=== Source material ===
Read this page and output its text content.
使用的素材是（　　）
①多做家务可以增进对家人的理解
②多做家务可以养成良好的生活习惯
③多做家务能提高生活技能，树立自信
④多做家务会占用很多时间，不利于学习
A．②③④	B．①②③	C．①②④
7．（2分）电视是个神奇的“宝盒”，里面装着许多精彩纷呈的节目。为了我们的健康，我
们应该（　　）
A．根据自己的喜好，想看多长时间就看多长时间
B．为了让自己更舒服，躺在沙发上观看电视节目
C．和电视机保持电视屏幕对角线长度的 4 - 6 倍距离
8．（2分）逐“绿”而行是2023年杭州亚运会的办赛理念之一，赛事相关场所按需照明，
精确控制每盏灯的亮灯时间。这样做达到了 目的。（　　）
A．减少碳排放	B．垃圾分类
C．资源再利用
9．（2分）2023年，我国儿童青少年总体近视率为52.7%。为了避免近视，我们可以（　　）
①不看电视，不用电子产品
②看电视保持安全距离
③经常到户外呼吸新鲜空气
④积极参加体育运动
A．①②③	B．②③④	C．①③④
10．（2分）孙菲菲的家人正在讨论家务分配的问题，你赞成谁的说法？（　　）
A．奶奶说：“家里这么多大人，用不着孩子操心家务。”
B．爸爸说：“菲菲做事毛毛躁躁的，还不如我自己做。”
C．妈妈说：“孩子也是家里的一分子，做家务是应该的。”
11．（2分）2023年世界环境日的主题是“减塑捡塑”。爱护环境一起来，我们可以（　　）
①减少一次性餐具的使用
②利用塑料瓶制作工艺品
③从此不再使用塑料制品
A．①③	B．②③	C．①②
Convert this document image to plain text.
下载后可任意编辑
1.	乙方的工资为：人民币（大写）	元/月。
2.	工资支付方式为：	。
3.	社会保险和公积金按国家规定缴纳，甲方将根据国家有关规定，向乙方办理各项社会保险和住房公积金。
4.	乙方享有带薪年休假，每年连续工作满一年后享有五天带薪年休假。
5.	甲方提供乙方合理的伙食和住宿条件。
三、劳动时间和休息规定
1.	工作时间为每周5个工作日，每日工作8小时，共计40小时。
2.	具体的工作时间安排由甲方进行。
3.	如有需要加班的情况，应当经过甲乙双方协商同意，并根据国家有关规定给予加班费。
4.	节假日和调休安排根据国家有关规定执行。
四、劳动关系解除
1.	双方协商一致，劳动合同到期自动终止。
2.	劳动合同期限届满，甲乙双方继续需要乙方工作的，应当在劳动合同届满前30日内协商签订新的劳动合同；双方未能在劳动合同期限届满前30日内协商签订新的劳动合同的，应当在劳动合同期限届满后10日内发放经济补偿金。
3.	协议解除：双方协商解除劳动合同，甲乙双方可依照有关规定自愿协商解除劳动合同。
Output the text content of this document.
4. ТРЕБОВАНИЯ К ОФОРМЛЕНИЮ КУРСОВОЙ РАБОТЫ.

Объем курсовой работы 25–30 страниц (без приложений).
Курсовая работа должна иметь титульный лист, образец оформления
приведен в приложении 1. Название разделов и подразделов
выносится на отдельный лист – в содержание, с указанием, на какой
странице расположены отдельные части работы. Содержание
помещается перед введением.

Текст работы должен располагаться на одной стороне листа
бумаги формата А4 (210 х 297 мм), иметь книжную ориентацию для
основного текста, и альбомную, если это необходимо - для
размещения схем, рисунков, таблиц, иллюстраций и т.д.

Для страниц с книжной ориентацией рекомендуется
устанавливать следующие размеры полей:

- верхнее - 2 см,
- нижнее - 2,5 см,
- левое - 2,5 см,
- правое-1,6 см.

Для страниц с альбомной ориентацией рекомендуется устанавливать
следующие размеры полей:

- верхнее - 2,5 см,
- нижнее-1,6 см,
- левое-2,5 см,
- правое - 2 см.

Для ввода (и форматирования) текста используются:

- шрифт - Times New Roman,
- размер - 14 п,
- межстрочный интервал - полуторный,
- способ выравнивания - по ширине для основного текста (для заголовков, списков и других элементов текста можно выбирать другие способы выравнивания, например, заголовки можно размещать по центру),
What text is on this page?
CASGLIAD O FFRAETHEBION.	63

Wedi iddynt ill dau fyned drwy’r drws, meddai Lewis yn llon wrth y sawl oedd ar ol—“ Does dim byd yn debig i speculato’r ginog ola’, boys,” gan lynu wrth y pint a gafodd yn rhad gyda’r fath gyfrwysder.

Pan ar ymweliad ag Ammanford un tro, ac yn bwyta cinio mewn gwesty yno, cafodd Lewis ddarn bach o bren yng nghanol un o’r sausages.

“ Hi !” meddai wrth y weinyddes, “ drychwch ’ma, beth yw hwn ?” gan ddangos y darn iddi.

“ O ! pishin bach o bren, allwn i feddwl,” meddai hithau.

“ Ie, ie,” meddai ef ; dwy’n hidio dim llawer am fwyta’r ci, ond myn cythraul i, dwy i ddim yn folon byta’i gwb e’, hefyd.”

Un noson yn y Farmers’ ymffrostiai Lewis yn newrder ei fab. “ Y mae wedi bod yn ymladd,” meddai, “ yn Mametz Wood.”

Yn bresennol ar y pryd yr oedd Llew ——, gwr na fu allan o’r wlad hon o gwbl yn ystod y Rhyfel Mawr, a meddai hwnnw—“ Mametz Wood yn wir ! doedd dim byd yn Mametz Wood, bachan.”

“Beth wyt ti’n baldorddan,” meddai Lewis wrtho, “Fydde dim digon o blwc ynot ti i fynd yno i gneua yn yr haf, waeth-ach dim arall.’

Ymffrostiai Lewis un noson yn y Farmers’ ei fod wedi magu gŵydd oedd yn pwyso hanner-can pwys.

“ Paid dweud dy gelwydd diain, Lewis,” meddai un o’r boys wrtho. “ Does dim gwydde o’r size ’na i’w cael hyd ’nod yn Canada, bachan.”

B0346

=== Directive ===
Copy each line of the listing that contains the string "wrtho".

=== Correct output ===
“Beth wyt ti’n baldorddan,” meddai Lewis wrtho, “Fydde dim digon o blwc ynot ti i fynd yno i gneua yn yr haf, waeth-ach dim arall.’
“ Paid dweud dy gelwydd diain, Lewis,” meddai un o’r boys wrtho. “ Does dim gwydde o’r size ’na i’w cael hyd ’nod yn Canada, bachan.”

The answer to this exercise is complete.